- [Set problem]
Your task is to print the material below exactly as presented.

Rows from a figure dataset:
-- BEGIN --
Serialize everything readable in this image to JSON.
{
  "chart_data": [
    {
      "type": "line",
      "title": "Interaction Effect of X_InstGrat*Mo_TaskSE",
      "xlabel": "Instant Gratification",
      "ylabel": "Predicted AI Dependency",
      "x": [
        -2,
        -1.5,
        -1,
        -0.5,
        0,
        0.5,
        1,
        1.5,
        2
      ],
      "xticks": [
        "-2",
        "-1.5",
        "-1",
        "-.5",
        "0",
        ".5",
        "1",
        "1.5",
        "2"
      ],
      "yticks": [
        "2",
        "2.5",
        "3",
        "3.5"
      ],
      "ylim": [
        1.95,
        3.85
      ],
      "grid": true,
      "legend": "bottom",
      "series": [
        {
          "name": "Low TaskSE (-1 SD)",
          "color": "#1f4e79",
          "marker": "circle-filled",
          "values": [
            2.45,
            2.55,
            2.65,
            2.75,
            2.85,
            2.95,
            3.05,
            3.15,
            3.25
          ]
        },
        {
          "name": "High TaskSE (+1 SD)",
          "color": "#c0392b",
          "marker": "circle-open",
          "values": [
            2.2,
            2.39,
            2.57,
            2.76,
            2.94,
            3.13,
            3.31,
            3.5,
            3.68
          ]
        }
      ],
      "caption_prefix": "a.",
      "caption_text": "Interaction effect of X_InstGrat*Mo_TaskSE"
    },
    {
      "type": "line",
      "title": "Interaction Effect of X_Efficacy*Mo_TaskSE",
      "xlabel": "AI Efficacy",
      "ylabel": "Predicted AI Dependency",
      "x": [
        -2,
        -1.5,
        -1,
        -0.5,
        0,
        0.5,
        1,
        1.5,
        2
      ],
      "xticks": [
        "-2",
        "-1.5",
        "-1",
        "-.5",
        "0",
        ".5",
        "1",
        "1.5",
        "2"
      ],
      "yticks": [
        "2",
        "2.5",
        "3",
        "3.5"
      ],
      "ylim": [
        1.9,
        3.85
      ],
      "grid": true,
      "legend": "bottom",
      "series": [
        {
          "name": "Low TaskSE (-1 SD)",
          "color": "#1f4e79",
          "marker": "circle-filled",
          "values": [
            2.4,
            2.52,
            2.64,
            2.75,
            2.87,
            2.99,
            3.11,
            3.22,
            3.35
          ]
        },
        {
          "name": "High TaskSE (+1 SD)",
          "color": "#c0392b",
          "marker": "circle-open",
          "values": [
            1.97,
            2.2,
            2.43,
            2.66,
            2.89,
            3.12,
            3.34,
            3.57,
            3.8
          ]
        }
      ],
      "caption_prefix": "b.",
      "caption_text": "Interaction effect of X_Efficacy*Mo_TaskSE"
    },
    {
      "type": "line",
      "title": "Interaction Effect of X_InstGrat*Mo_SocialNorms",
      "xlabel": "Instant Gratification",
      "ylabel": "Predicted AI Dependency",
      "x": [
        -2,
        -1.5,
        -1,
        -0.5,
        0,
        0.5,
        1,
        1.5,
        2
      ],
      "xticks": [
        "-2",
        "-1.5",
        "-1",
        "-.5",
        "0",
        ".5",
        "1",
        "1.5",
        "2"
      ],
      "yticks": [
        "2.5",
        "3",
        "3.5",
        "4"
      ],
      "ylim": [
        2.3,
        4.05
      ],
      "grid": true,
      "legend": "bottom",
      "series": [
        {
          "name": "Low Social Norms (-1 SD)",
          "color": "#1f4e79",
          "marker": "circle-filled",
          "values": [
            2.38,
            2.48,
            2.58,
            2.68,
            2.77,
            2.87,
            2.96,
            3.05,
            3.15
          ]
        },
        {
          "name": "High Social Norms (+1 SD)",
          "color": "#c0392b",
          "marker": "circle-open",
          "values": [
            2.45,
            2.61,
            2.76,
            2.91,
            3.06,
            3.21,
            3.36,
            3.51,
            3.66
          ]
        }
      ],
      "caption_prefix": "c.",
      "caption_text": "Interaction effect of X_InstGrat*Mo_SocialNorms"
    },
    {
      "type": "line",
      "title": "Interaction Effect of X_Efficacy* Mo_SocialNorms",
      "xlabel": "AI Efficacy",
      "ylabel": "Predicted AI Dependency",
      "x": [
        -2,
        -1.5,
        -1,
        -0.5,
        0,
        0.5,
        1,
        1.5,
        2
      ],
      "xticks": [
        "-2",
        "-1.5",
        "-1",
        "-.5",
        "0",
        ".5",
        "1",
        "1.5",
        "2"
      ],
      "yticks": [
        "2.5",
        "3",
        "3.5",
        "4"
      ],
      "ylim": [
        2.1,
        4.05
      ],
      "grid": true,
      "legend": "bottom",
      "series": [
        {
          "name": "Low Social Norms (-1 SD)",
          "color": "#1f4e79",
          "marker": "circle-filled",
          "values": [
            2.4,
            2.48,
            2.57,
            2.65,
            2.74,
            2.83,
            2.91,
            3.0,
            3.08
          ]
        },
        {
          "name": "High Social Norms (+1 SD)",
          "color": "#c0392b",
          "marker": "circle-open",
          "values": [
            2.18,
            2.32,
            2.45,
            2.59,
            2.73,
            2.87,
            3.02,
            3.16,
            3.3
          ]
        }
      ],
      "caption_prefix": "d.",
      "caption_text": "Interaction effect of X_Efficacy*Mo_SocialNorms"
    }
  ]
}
-- END --
- [Completed task]
Serialize everything readable in this image to JSON.
{
  "chart_data": [
    {
      "type": "line",
      "title": "Interaction Effect of X_InstGrat*Mo_TaskSE",
      "xlabel": "Instant Gratification",
      "ylabel": "Predicted AI Dependency",
      "x": [
        -2,
        -1.5,
        -1,
        -0.5,
        0,
        0.5,
        1,
        1.5,
        2
      ],
      "xticks": [
        "-2",
        "-1.5",
        "-1",
        "-.5",
        "0",
        ".5",
        "1",
        "1.5",
        "2"
      ],
      "yticks": [
        "2",
        "2.5",
        "3",
        "3.5"
      ],
      "ylim": [
        1.95,
        3.85
      ],
      "grid": true,
      "legend": "bottom",
      "series": [
        {
          "name": "Low TaskSE (-1 SD)",
          "color": "#1f4e79",
          "marker": "circle-filled",
          "values": [
            2.45,
            2.55,
            2.65,
            2.75,
            2.85,
            2.95,
            3.05,
            3.15,
            3.25
          ]
        },
        {
          "name": "High TaskSE (+1 SD)",
          "color": "#c0392b",
          "marker": "circle-open",
          "values": [
            2.2,
            2.39,
            2.57,
            2.76,
            2.94,
            3.13,
            3.31,
            3.5,
            3.68
          ]
        }
      ],
      "caption_prefix": "a.",
      "caption_text": "Interaction effect of X_InstGrat*Mo_TaskSE"
    },
    {
      "type": "line",
      "title": "Interaction Effect of X_Efficacy*Mo_TaskSE",
      "xlabel": "AI Efficacy",
      "ylabel": "Predicted AI Dependency",
      "x": [
        -2,
        -1.5,
        -1,
        -0.5,
        0,
        0.5,
        1,
        1.5,
        2
      ],
      "xticks": [
        "-2",
        "-1.5",
        "-1",
        "-.5",
        "0",
        ".5",
        "1",
        "1.5",
        "2"
      ],
      "yticks": [
        "2",
        "2.5",
        "3",
        "3.5"
      ],
      "ylim": [
        1.9,
        3.85
      ],
      "grid": true,
      "legend": "bottom",
      "series": [
        {
          "name": "Low TaskSE (-1 SD)",
          "color": "#1f4e79",
          "marker": "circle-filled",
          "values": [
            2.4,
            2.52,
            2.64,
            2.75,
            2.87,
            2.99,
            3.11,
            3.22,
            3.35
          ]
        },
        {
          "name": "High TaskSE (+1 SD)",
          "color": "#c0392b",
          "marker": "circle-open",
          "values": [
            1.97,
            2.2,
            2.43,
            2.66,
            2.89,
            3.12,
            3.34,
            3.57,
            3.8
          ]
        }
      ],
      "caption_prefix": "b.",
      "caption_text": "Interaction effect of X_Efficacy*Mo_TaskSE"
    },
    {
      "type": "line",
      "title": "Interaction Effect of X_InstGrat*Mo_SocialNorms",
      "xlabel": "Instant Gratification",
      "ylabel": "Predicted AI Dependency",
      "x": [
        -2,
        -1.5,
        -1,
        -0.5,
        0,
        0.5,
        1,
        1.5,
        2
      ],
      "xticks": [
        "-2",
        "-1.5",
        "-1",
        "-.5",
        "0",
        ".5",
        "1",
        "1.5",
        "2"
      ],
      "yticks": [
        "2.5",
        "3",
        "3.5",
        "4"
      ],
      "ylim": [
        2.3,
        4.05
      ],
      "grid": true,
      "legend": "bottom",
      "series": [
        {
          "name": "Low Social Norms (-1 SD)",
          "color": "#1f4e79",
          "marker": "circle-filled",
          "values": [
            2.38,
            2.48,
            2.58,
            2.68,
            2.77,
            2.87,
            2.96,
            3.05,
            3.15
          ]
        },
        {
          "name": "High Social Norms (+1 SD)",
          "color": "#c0392b",
          "marker": "circle-open",
          "values": [
            2.45,
            2.61,
            2.76,
            2.91,
            3.06,
            3.21,
            3.36,
            3.51,
            3.66
          ]
        }
      ],
      "caption_prefix": "c.",
      "caption_text": "Interaction effect of X_InstGrat*Mo_SocialNorms"
    },
    {
      "type": "line",
      "title": "Interaction Effect of X_Efficacy* Mo_SocialNorms",
      "xlabel": "AI Efficacy",
      "ylabel": "Predicted AI Dependency",
      "x": [
        -2,
        -1.5,
        -1,
        -0.5,
        0,
        0.5,
        1,
        1.5,
        2
      ],
      "xticks": [
        "-2",
        "-1.5",
        "-1",
        "-.5",
        "0",
        ".5",
        "1",
        "1.5",
        "2"
      ],
      "yticks": [
        "2.5",
        "3",
        "3.5",
        "4"
      ],
      "ylim": [
        2.1,
        4.05
      ],
      "grid": true,
      "legend": "bottom",
      "series": [
        {
          "name": "Low Social Norms (-1 SD)",
          "color": "#1f4e79",
          "marker": "circle-filled",
          "values": [
            2.4,
            2.48,
            2.57,
            2.65,
            2.74,
            2.83,
            2.91,
            3.0,
            3.08
          ]
        },
        {
          "name": "High Social Norms (+1 SD)",
          "color": "#c0392b",
          "marker": "circle-open",
          "values": [
            2.18,
            2.32,
            2.45,
            2.59,
            2.73,
            2.87,
            3.02,
            3.16,
            3.3
          ]
        }
      ],
      "caption_prefix": "d.",
      "caption_text": "Interaction effect of X_Efficacy*Mo_SocialNorms"
    }
  ]
}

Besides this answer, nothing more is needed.